- [Goal]
Extract every line that contains the word "SHORT".
+++++
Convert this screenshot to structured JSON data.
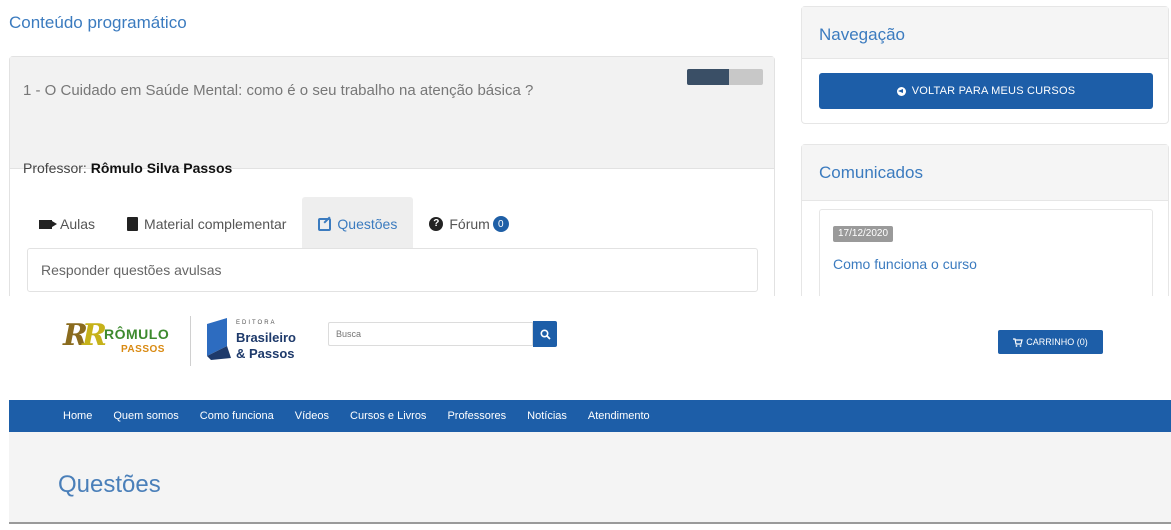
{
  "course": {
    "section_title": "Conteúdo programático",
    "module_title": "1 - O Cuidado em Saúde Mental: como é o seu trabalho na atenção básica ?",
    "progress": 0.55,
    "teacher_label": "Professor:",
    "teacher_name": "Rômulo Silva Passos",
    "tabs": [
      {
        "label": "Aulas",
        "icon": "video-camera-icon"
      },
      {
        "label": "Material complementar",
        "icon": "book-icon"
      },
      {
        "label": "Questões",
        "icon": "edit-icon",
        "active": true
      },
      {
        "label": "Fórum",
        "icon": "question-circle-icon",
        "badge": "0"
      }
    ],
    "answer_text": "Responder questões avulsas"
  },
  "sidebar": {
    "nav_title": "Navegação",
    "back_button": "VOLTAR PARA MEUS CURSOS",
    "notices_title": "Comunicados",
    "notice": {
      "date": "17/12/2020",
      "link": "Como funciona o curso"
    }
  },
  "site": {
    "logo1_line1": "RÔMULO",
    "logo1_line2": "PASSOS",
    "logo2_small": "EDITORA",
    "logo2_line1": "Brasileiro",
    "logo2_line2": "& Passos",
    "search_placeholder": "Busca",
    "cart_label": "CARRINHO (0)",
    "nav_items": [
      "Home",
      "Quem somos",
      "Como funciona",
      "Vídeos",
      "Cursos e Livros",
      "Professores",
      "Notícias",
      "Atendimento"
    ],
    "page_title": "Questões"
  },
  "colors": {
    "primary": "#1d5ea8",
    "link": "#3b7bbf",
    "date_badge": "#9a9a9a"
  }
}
+++++
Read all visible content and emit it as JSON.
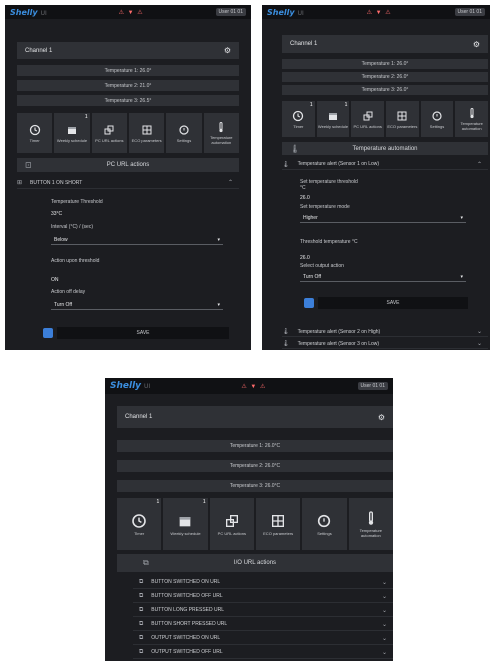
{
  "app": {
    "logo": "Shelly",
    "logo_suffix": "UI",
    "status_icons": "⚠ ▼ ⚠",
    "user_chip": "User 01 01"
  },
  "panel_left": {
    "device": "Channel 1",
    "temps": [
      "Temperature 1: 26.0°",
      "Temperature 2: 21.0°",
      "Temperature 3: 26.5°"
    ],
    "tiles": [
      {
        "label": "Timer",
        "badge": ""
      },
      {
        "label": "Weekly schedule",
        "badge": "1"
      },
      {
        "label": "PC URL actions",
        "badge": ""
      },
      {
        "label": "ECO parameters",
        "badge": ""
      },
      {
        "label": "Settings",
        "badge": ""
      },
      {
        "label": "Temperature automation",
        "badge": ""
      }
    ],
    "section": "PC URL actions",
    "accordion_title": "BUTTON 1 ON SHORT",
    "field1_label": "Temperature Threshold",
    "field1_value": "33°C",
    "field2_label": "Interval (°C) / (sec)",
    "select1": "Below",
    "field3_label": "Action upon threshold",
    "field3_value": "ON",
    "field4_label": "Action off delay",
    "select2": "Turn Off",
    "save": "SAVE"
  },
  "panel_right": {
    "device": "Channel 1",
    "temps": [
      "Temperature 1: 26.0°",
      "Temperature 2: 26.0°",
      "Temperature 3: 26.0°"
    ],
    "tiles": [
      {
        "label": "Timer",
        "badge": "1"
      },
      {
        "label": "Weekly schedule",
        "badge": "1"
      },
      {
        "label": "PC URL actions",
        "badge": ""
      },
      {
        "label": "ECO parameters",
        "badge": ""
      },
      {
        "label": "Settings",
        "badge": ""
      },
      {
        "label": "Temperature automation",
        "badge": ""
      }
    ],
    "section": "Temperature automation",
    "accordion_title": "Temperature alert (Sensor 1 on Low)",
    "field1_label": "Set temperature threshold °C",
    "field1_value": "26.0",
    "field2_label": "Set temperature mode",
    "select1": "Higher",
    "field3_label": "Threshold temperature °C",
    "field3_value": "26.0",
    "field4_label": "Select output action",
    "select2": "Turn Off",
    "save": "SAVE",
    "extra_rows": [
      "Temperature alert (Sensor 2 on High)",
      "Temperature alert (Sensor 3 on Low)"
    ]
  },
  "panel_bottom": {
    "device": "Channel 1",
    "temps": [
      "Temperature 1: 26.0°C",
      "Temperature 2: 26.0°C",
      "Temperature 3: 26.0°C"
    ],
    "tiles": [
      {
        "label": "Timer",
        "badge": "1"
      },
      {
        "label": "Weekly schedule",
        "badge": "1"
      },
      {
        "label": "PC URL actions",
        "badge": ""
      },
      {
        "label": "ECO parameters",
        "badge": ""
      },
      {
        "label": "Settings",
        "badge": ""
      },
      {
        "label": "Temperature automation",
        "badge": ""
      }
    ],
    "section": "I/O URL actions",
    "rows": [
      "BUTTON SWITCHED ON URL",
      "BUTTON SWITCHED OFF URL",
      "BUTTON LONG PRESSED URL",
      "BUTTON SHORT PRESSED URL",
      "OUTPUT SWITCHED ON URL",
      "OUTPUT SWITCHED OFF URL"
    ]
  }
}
+++++
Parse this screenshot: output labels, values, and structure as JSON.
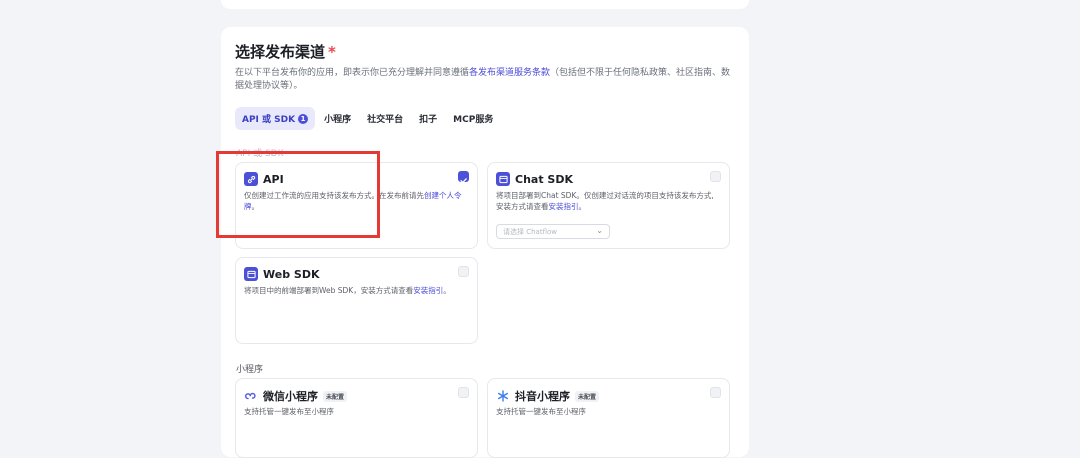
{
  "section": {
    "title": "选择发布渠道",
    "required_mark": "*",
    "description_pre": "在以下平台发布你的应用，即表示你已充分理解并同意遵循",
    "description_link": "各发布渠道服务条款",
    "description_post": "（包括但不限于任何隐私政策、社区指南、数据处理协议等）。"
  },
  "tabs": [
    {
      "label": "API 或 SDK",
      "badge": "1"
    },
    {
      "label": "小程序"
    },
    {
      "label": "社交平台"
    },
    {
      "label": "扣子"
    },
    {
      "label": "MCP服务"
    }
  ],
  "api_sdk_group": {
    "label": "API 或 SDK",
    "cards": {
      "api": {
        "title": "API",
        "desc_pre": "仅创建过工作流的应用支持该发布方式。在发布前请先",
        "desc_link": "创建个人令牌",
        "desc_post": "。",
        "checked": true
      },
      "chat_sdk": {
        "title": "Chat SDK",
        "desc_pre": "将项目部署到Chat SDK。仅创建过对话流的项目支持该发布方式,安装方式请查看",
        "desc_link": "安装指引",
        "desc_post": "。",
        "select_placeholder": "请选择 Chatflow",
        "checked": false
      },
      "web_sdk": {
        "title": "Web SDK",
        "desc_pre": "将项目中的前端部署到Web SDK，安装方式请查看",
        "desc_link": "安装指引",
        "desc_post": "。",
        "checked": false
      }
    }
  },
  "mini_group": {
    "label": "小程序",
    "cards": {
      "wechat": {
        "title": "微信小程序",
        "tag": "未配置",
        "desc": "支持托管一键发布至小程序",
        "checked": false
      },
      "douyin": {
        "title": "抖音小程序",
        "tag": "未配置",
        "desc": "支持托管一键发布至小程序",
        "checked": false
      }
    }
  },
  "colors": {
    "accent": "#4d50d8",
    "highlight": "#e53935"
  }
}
+++++
- [Exercise output]
    "accordion_title": "BUTTON 1 ON SHORT",
      "BUTTON SHORT PRESSED URL",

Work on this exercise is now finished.